+++ Information supplied
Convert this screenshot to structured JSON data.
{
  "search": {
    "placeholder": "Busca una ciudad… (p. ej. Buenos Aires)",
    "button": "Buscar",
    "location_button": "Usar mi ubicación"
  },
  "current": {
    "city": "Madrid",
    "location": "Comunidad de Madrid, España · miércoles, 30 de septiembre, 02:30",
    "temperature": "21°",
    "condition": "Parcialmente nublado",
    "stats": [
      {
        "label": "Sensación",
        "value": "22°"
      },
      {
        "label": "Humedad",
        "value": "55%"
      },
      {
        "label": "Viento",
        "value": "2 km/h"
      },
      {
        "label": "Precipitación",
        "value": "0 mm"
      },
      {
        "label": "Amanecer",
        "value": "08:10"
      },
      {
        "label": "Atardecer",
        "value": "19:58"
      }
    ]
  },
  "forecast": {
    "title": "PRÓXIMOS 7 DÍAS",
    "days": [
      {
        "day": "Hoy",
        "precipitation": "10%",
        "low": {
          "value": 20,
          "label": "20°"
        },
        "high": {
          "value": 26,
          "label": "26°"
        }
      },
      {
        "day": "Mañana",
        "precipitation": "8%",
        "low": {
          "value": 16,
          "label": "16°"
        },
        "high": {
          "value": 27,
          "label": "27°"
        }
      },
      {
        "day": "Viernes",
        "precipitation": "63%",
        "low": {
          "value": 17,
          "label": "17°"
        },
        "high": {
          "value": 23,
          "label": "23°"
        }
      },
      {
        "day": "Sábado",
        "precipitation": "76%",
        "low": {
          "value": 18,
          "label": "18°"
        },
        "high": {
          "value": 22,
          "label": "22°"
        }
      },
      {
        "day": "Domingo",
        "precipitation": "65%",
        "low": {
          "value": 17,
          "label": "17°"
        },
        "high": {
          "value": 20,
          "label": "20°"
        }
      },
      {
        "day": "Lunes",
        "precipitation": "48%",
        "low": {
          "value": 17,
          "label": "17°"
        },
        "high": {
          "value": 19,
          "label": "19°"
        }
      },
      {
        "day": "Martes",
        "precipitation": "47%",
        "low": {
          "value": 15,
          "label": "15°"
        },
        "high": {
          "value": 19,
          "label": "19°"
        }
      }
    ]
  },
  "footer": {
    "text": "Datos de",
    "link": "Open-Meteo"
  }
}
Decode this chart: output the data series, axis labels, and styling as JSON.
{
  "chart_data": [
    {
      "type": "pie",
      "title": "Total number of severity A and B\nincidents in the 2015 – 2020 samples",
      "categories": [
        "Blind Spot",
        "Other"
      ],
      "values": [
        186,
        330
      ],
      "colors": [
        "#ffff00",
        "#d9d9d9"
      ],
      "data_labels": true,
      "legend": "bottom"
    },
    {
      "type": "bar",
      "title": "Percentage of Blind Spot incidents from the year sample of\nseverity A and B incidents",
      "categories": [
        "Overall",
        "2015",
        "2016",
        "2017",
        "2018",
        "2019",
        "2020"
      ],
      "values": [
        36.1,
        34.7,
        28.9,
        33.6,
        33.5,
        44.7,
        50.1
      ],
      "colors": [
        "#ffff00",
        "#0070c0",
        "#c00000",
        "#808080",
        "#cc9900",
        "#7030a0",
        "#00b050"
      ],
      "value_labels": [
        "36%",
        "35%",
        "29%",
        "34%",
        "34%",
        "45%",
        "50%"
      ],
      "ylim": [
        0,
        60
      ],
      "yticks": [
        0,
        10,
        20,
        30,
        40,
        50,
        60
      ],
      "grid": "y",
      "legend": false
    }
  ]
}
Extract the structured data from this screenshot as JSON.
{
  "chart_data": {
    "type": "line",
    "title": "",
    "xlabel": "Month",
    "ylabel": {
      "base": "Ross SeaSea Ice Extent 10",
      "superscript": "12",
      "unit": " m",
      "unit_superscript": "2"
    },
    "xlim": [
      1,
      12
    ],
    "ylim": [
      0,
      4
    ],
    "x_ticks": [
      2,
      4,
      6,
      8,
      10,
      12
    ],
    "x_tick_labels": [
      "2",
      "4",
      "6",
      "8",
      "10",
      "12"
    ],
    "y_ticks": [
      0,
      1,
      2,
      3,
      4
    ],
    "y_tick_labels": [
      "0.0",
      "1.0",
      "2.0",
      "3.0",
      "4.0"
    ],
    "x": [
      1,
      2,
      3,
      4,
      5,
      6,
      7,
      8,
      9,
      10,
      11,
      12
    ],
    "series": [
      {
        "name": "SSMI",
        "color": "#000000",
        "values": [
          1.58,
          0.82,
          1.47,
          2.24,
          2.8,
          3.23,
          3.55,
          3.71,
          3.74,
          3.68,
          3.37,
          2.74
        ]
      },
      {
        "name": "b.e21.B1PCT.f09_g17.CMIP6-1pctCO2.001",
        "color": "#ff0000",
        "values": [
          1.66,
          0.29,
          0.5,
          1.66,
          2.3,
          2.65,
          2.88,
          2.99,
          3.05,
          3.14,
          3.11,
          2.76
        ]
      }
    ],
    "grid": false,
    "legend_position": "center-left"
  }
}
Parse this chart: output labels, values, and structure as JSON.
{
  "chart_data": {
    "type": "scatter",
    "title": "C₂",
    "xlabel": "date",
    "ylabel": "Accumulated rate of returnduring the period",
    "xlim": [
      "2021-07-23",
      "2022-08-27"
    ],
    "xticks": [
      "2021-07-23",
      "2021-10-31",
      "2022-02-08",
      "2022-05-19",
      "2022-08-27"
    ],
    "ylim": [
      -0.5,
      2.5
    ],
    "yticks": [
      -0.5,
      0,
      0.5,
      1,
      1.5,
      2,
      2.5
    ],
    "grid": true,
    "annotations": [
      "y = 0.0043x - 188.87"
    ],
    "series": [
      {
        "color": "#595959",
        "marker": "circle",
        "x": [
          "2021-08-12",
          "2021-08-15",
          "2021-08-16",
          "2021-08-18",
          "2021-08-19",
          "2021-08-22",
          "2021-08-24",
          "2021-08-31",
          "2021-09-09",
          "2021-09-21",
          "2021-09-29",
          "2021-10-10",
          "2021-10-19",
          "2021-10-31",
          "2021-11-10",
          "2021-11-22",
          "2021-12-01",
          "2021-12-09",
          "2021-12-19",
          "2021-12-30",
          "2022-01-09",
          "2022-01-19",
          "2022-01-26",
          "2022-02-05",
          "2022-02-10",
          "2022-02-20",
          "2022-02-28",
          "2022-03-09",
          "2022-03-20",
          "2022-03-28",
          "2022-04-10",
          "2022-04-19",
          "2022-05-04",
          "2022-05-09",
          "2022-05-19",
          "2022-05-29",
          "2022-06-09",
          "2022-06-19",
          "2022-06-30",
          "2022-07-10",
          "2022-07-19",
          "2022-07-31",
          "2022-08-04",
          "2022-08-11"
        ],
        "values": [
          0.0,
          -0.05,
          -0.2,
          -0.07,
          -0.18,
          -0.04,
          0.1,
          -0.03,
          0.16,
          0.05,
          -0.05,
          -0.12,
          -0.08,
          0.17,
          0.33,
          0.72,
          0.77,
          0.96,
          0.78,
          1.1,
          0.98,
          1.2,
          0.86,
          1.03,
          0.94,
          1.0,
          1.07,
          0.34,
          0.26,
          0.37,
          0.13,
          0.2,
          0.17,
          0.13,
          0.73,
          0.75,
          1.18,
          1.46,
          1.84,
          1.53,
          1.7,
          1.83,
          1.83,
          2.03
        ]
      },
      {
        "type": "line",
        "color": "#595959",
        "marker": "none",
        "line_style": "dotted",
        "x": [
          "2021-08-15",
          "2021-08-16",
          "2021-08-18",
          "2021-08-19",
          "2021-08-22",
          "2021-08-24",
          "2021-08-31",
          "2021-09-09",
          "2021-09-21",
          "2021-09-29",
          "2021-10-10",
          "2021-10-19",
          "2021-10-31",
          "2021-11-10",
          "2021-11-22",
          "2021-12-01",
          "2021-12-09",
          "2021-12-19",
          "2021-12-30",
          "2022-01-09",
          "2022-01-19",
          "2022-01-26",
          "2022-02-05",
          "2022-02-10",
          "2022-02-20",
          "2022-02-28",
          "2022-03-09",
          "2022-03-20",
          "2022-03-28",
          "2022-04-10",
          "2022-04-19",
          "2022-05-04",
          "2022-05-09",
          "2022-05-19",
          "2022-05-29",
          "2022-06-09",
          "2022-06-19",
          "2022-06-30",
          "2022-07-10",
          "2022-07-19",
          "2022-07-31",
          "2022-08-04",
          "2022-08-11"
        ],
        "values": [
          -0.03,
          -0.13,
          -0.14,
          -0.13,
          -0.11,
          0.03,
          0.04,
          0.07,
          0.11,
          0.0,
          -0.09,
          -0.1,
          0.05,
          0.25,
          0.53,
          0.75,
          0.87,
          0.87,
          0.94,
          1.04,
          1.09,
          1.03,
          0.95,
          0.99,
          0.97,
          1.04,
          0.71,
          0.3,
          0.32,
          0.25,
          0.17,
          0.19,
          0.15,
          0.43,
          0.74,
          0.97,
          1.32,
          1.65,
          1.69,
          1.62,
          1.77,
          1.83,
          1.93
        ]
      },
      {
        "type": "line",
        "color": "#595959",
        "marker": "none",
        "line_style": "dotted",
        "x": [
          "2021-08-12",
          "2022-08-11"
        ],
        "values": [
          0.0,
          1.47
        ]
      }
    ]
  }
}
++++++
Exercise instructions:
From the records given above, copy all lines containing "structured".

Result of this exercise:
Convert this screenshot to structured JSON data.
Extract the structured data from this screenshot as JSON.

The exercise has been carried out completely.